:: Provided information ::

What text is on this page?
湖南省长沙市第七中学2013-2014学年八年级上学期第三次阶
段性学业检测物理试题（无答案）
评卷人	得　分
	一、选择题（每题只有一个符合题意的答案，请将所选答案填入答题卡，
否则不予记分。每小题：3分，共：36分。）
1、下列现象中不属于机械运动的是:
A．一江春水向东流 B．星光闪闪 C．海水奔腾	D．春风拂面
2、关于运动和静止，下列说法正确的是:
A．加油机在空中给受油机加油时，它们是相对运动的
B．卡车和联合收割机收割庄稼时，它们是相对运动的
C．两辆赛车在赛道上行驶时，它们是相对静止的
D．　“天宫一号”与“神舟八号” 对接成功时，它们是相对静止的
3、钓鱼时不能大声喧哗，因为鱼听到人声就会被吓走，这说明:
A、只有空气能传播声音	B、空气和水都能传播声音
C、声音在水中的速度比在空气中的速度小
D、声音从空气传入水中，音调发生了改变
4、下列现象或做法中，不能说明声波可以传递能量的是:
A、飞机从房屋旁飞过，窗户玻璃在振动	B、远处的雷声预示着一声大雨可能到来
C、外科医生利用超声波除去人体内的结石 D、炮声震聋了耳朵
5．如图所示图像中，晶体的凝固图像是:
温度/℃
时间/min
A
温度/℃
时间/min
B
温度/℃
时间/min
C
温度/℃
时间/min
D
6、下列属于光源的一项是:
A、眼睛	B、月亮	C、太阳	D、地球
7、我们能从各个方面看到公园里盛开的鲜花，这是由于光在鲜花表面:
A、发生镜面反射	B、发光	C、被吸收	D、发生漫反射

:::

Write the listing out again, exactly as shown above.

What text is on this page?
湖南省长沙市第七中学2013-2014学年八年级上学期第三次阶
段性学业检测物理试题（无答案）
评卷人	得　分
	一、选择题（每题只有一个符合题意的答案，请将所选答案填入答题卡，
否则不予记分。每小题：3分，共：36分。）
1、下列现象中不属于机械运动的是:
A．一江春水向东流 B．星光闪闪 C．海水奔腾	D．春风拂面
2、关于运动和静止，下列说法正确的是:
A．加油机在空中给受油机加油时，它们是相对运动的
B．卡车和联合收割机收割庄稼时，它们是相对运动的
C．两辆赛车在赛道上行驶时，它们是相对静止的
D．　“天宫一号”与“神舟八号” 对接成功时，它们是相对静止的
3、钓鱼时不能大声喧哗，因为鱼听到人声就会被吓走，这说明:
A、只有空气能传播声音	B、空气和水都能传播声音
C、声音在水中的速度比在空气中的速度小
D、声音从空气传入水中，音调发生了改变
4、下列现象或做法中，不能说明声波可以传递能量的是:
A、飞机从房屋旁飞过，窗户玻璃在振动	B、远处的雷声预示着一声大雨可能到来
C、外科医生利用超声波除去人体内的结石 D、炮声震聋了耳朵
5．如图所示图像中，晶体的凝固图像是:
温度/℃
时间/min
A
温度/℃
时间/min
B
温度/℃
时间/min
C
温度/℃
时间/min
D
6、下列属于光源的一项是:
A、眼睛	B、月亮	C、太阳	D、地球
7、我们能从各个方面看到公园里盛开的鲜花，这是由于光在鲜花表面:
A、发生镜面反射	B、发光	C、被吸收	D、发生漫反射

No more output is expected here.